> **GIVEN RECORDS**

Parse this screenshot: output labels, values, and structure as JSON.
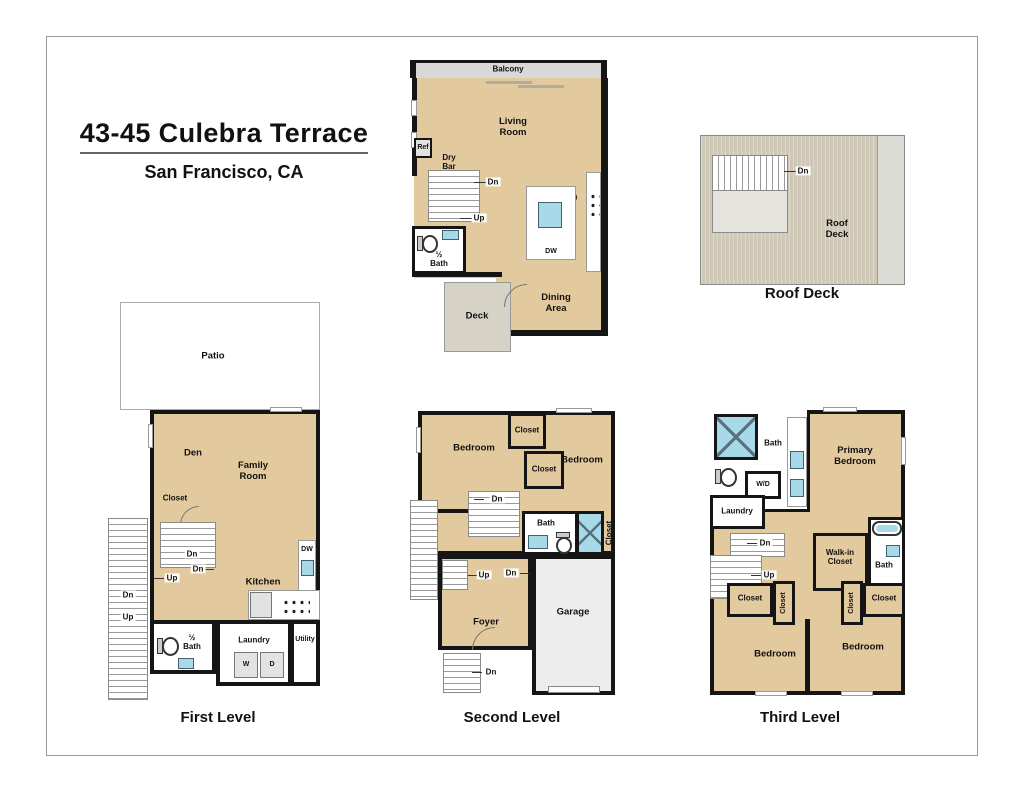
{
  "title": {
    "address": "43-45 Culebra Terrace",
    "city": "San Francisco, CA"
  },
  "captions": {
    "roof_deck": "Roof Deck",
    "first_level": "First Level",
    "second_level": "Second Level",
    "third_level": "Third Level"
  },
  "labels": {
    "balcony": "Balcony",
    "living_room": "Living\nRoom",
    "ref": "Ref",
    "dry_bar": "Dry\nBar",
    "dn": "Dn",
    "up": "Up",
    "kitchen": "Kitchen",
    "dw": "DW",
    "half_bath": "½\nBath",
    "bath": "Bath",
    "deck": "Deck",
    "dining_area": "Dining\nArea",
    "roof_deck": "Roof\nDeck",
    "patio": "Patio",
    "den": "Den",
    "family_room": "Family\nRoom",
    "closet": "Closet",
    "laundry": "Laundry",
    "utility": "Utility",
    "washer": "W",
    "dryer": "D",
    "washer_dryer": "W/D",
    "bedroom": "Bedroom",
    "foyer": "Foyer",
    "garage": "Garage",
    "primary_bedroom": "Primary\nBedroom",
    "walk_in_closet": "Walk-in\nCloset"
  },
  "colors": {
    "floor_tan": "#e3ca9e",
    "wall_black": "#151515",
    "deck_gray": "#d6d2c6",
    "roof_tan": "#cfc8b7",
    "garage_gray": "#ededed",
    "fixture_blue": "#a8d9e8",
    "balcony_gray": "#d8d8d8"
  }
}
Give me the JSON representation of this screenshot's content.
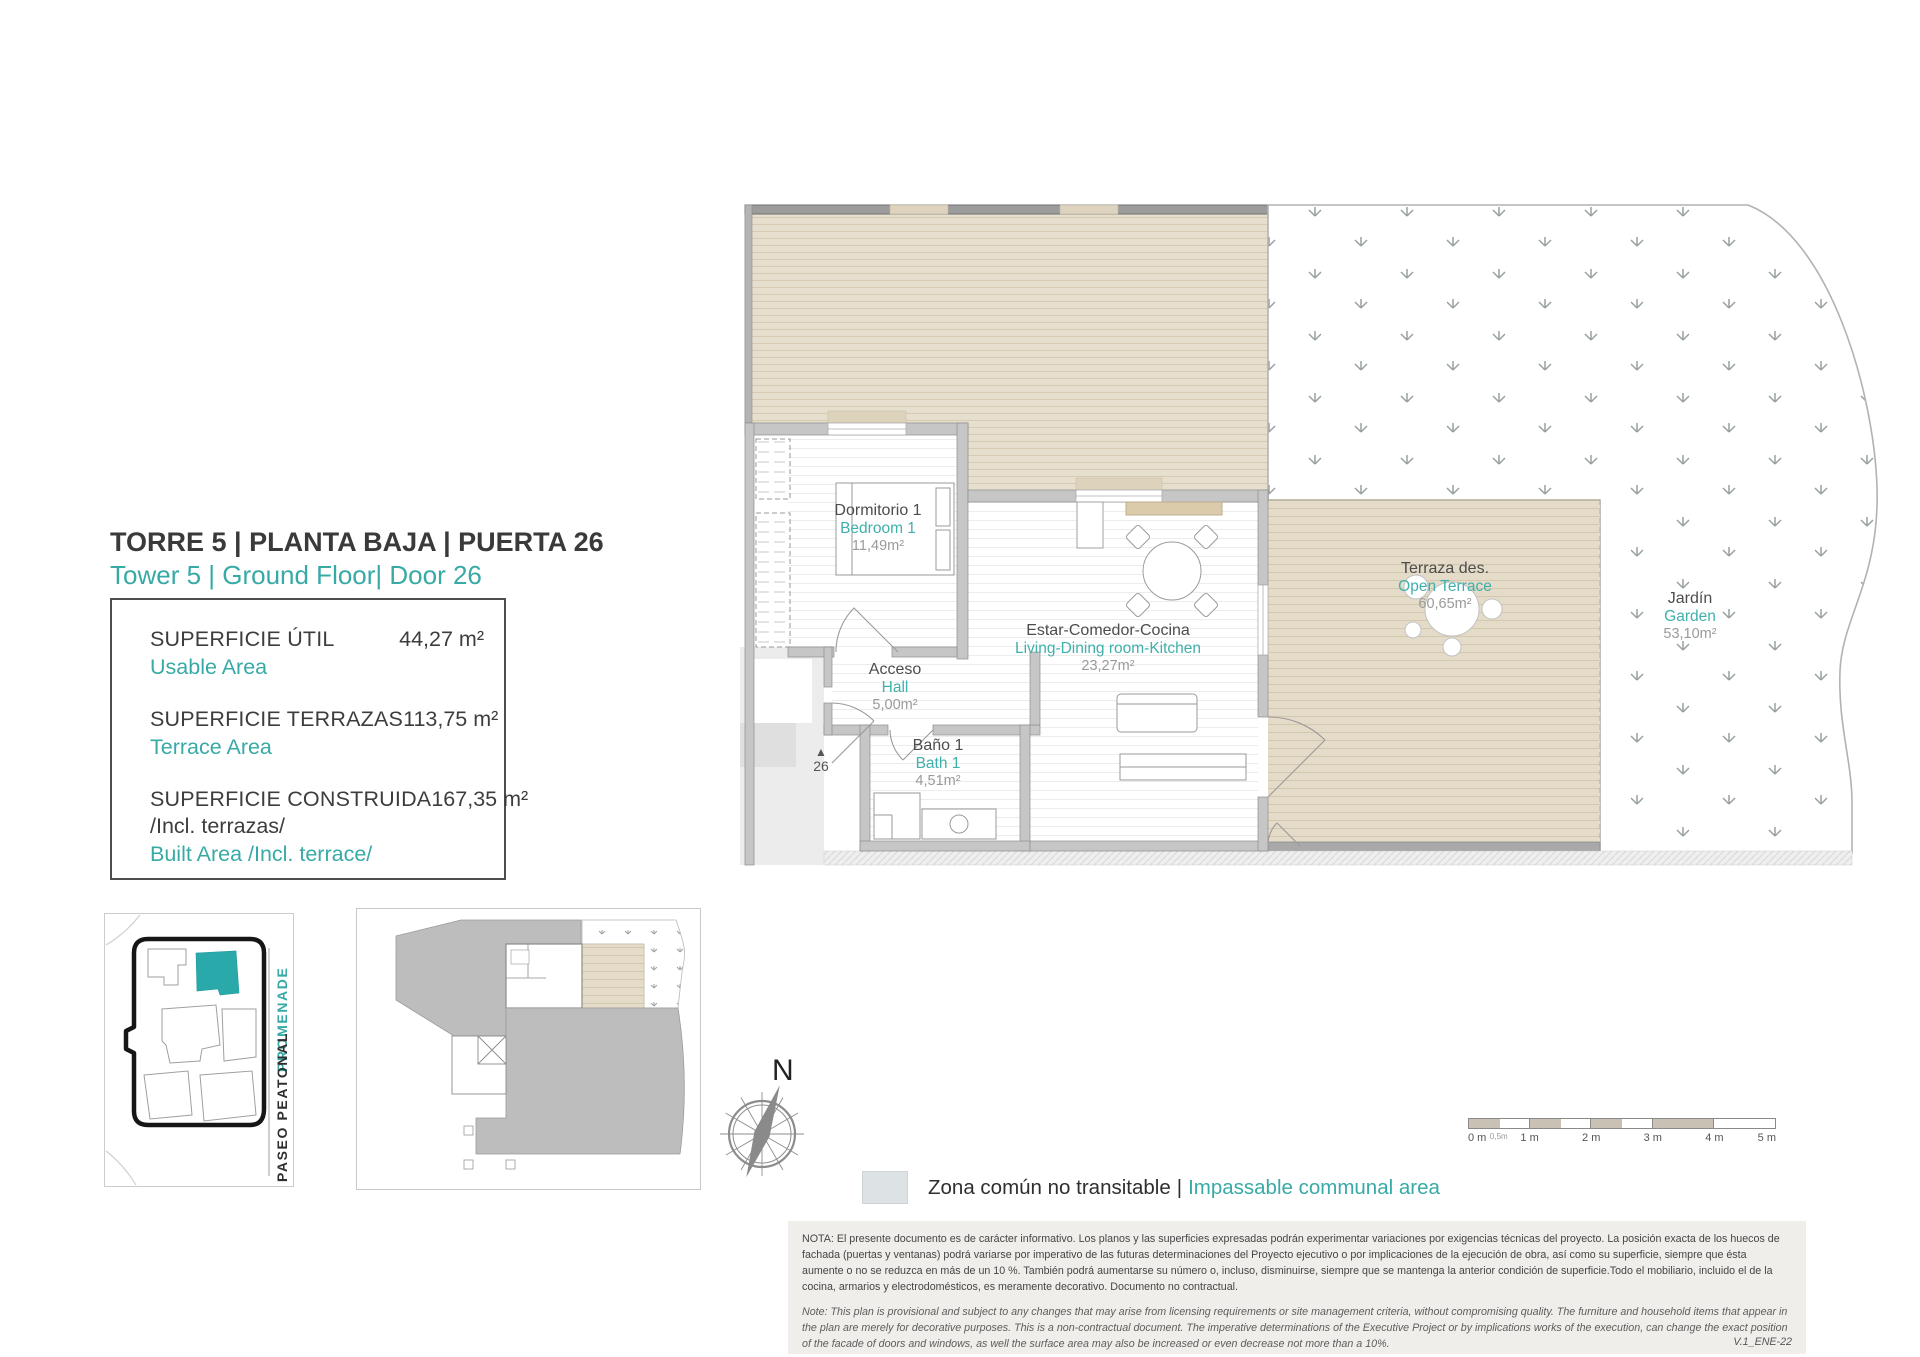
{
  "header": {
    "title_es": "TORRE 5 | PLANTA BAJA | PUERTA 26",
    "title_en": "Tower 5 | Ground Floor| Door 26"
  },
  "area_box": {
    "rows": [
      {
        "label_es": "SUPERFICIE ÚTIL",
        "label_en": "Usable Area",
        "value": "44,27 m²"
      },
      {
        "label_es": "SUPERFICIE TERRAZAS",
        "label_en": "Terrace Area",
        "value": "113,75 m²"
      },
      {
        "label_es": "SUPERFICIE CONSTRUIDA",
        "label_es_sub": "/Incl. terrazas/",
        "label_en": "Built Area /Incl. terrace/",
        "value": "167,35 m²"
      }
    ]
  },
  "rooms": [
    {
      "es": "Dormitorio 1",
      "en": "Bedroom 1",
      "area": "11,49m²"
    },
    {
      "es": "Estar-Comedor-Cocina",
      "en": "Living-Dining room-Kitchen",
      "area": "23,27m²"
    },
    {
      "es": "Acceso",
      "en": "Hall",
      "area": "5,00m²"
    },
    {
      "es": "Baño 1",
      "en": "Bath 1",
      "area": "4,51m²"
    },
    {
      "es": "Terraza des.",
      "en": "Open Terrace",
      "area": "60,65m²"
    },
    {
      "es": "Jardín",
      "en": "Garden",
      "area": "53,10m²"
    }
  ],
  "entrance": {
    "symbol": "▲",
    "number": "26"
  },
  "compass": {
    "label": "N"
  },
  "site_plan": {
    "promenade": "PROMENADE",
    "paseo_peatonal": "PASEO PEATONAL"
  },
  "scale_bar": {
    "labels": [
      "0 m",
      "0,5m",
      "1 m",
      "2 m",
      "3 m",
      "4 m",
      "5 m"
    ]
  },
  "legend": {
    "label_es": "Zona común no transitable",
    "separator": "|",
    "label_en": "Impassable communal area",
    "swatch_color": "#dde3e5"
  },
  "notes": {
    "es": "NOTA: El presente documento es de carácter informativo. Los planos y las superficies expresadas podrán experimentar variaciones por exigencias técnicas del proyecto. La posición exacta de los huecos de fachada (puertas y ventanas) podrá variarse por imperativo de las futuras determinaciones del Proyecto ejecutivo o por implicaciones de la ejecución de obra, así como su superficie, siempre que ésta aumente o no se reduzca en más de un 10 %. También podrá aumentarse su número o, incluso, disminuirse, siempre que se mantenga la anterior condición de superficie.Todo el mobiliario, incluido el de la cocina, armarios y electrodomésticos, es meramente decorativo. Documento no contractual.",
    "en": "Note: This plan is provisional and subject to any changes that may arise from licensing requirements or site management criteria, without compromising quality. The furniture and household items that appear in the plan are merely for decorative purposes. This is a non-contractual document. The imperative determinations of the Executive Project or by implications works of the execution, can change the exact position of the facade of doors and windows, as well the surface area may also be increased or even decrease not more than a 10%.",
    "version": "V.1_ENE-22"
  },
  "colors": {
    "accent": "#38aaa6",
    "highlight_building": "#2aa9ab",
    "deck_beige": "#e6ddcc",
    "terrace_beige": "#e4dbc9",
    "wall_gray": "#c6c6c6",
    "note_bg": "#efeeeb"
  }
}
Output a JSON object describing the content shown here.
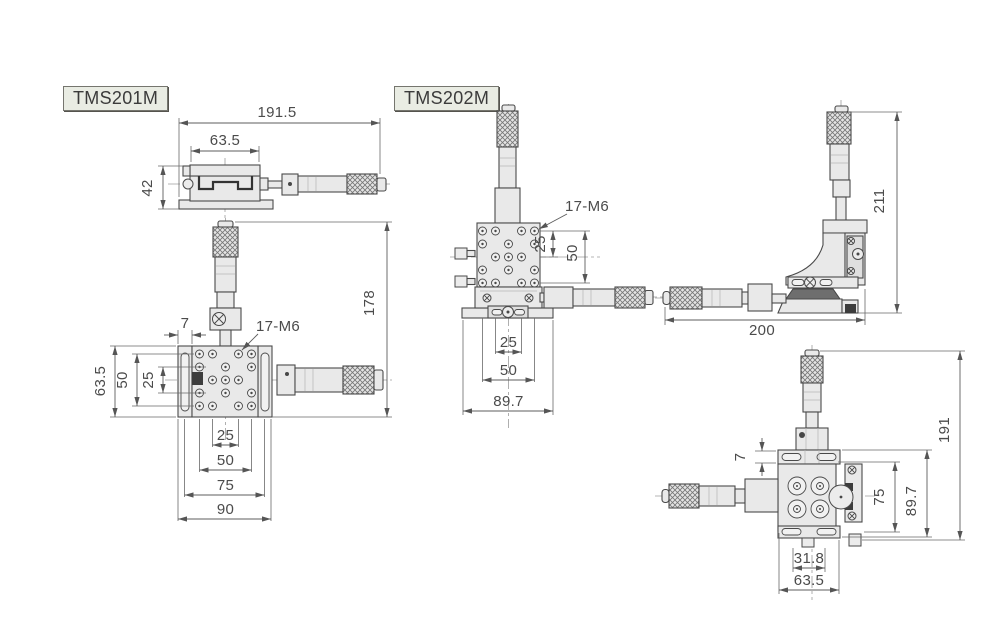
{
  "tms201m": {
    "label": "TMS201M",
    "side": {
      "w_total": "191.5",
      "w_body": "63.5",
      "h": "42"
    },
    "top": {
      "plate": "7",
      "holes": "17-M6",
      "h_total": "178",
      "h_body": "63.5",
      "h50": "50",
      "h25": "25",
      "b25": "25",
      "b50": "50",
      "b75": "75",
      "b90": "90"
    }
  },
  "tms202m": {
    "label": "TMS202M",
    "front": {
      "holes": "17-M6",
      "r25": "25",
      "r50": "50",
      "b25": "25",
      "b50": "50",
      "b89": "89.7"
    },
    "side": {
      "h": "211",
      "w": "200"
    },
    "bottom": {
      "plate": "7",
      "r75": "75",
      "r89": "89.7",
      "h": "191",
      "b31": "31.8",
      "b63": "63.5"
    }
  }
}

> **EXERCISE AIM**
The records above must be printed exactly; the pictures stay out.

> **ANSWER BELOW**
Parse this screenshot: output labels, values, and structure as JSON.
{
  "title": {
    "address": "43-45 Culebra Terrace",
    "city": "San Francisco, CA"
  },
  "captions": {
    "roof_deck": "Roof Deck",
    "first_level": "First Level",
    "second_level": "Second Level",
    "third_level": "Third Level"
  },
  "labels": {
    "balcony": "Balcony",
    "living_room": "Living\nRoom",
    "ref": "Ref",
    "dry_bar": "Dry\nBar",
    "dn": "Dn",
    "up": "Up",
    "kitchen": "Kitchen",
    "dw": "DW",
    "half_bath": "½\nBath",
    "bath": "Bath",
    "deck": "Deck",
    "dining_area": "Dining\nArea",
    "roof_deck": "Roof\nDeck",
    "patio": "Patio",
    "den": "Den",
    "family_room": "Family\nRoom",
    "closet": "Closet",
    "laundry": "Laundry",
    "utility": "Utility",
    "washer": "W",
    "dryer": "D",
    "washer_dryer": "W/D",
    "bedroom": "Bedroom",
    "foyer": "Foyer",
    "garage": "Garage",
    "primary_bedroom": "Primary\nBedroom",
    "walk_in_closet": "Walk-in\nCloset"
  },
  "colors": {
    "floor_tan": "#e3ca9e",
    "wall_black": "#151515",
    "deck_gray": "#d6d2c6",
    "roof_tan": "#cfc8b7",
    "garage_gray": "#ededed",
    "fixture_blue": "#a8d9e8",
    "balcony_gray": "#d8d8d8"
  }
}
Give me the JSON representation of this screenshot's content.
{
  "header": {
    "title_es": "TORRE 5 | PLANTA BAJA | PUERTA 26",
    "title_en": "Tower 5 | Ground Floor| Door 26"
  },
  "area_box": {
    "rows": [
      {
        "label_es": "SUPERFICIE ÚTIL",
        "label_en": "Usable Area",
        "value": "44,27 m²"
      },
      {
        "label_es": "SUPERFICIE TERRAZAS",
        "label_en": "Terrace Area",
        "value": "113,75 m²"
      },
      {
        "label_es": "SUPERFICIE CONSTRUIDA",
        "label_es_sub": "/Incl. terrazas/",
        "label_en": "Built Area /Incl. terrace/",
        "value": "167,35 m²"
      }
    ]
  },
  "rooms": [
    {
      "es": "Dormitorio 1",
      "en": "Bedroom 1",
      "area": "11,49m²"
    },
    {
      "es": "Estar-Comedor-Cocina",
      "en": "Living-Dining room-Kitchen",
      "area": "23,27m²"
    },
    {
      "es": "Acceso",
      "en": "Hall",
      "area": "5,00m²"
    },
    {
      "es": "Baño 1",
      "en": "Bath 1",
      "area": "4,51m²"
    },
    {
      "es": "Terraza des.",
      "en": "Open Terrace",
      "area": "60,65m²"
    },
    {
      "es": "Jardín",
      "en": "Garden",
      "area": "53,10m²"
    }
  ],
  "entrance": {
    "symbol": "▲",
    "number": "26"
  },
  "compass": {
    "label": "N"
  },
  "site_plan": {
    "promenade": "PROMENADE",
    "paseo_peatonal": "PASEO PEATONAL"
  },
  "scale_bar": {
    "labels": [
      "0 m",
      "0,5m",
      "1 m",
      "2 m",
      "3 m",
      "4 m",
      "5 m"
    ]
  },
  "legend": {
    "label_es": "Zona común no transitable",
    "separator": "|",
    "label_en": "Impassable communal area",
    "swatch_color": "#dde3e5"
  },
  "notes": {
    "es": "NOTA: El presente documento es de carácter informativo. Los planos y las superficies expresadas podrán experimentar variaciones por exigencias técnicas del proyecto. La posición exacta de los huecos de fachada (puertas y ventanas) podrá variarse por imperativo de las futuras determinaciones del Proyecto ejecutivo o por implicaciones de la ejecución de obra, así como su superficie, siempre que ésta aumente o no se reduzca en más de un 10 %. También podrá aumentarse su número o, incluso, disminuirse, siempre que se mantenga la anterior condición de superficie.Todo el mobiliario, incluido el de la cocina, armarios y electrodomésticos, es meramente decorativo. Documento no contractual.",
    "en": "Note: This plan is provisional and subject to any changes that may arise from licensing requirements or site management criteria, without compromising quality. The furniture and household items that appear in the plan are merely for decorative purposes. This is a non-contractual document. The imperative determinations of the Executive Project or by implications works of the execution, can change the exact position of the facade of doors and windows, as well the surface area may also be increased or even decrease not more than a 10%.",
    "version": "V.1_ENE-22"
  },
  "colors": {
    "accent": "#38aaa6",
    "highlight_building": "#2aa9ab",
    "deck_beige": "#e6ddcc",
    "terrace_beige": "#e4dbc9",
    "wall_gray": "#c6c6c6",
    "note_bg": "#efeeeb"
  }
}
Output a JSON object describing the content shown here.
{
  "tms201m": {
    "label": "TMS201M",
    "side": {
      "w_total": "191.5",
      "w_body": "63.5",
      "h": "42"
    },
    "top": {
      "plate": "7",
      "holes": "17-M6",
      "h_total": "178",
      "h_body": "63.5",
      "h50": "50",
      "h25": "25",
      "b25": "25",
      "b50": "50",
      "b75": "75",
      "b90": "90"
    }
  },
  "tms202m": {
    "label": "TMS202M",
    "front": {
      "holes": "17-M6",
      "r25": "25",
      "r50": "50",
      "b25": "25",
      "b50": "50",
      "b89": "89.7"
    },
    "side": {
      "h": "211",
      "w": "200"
    },
    "bottom": {
      "plate": "7",
      "r75": "75",
      "r89": "89.7",
      "h": "191",
      "b31": "31.8",
      "b63": "63.5"
    }
  }
}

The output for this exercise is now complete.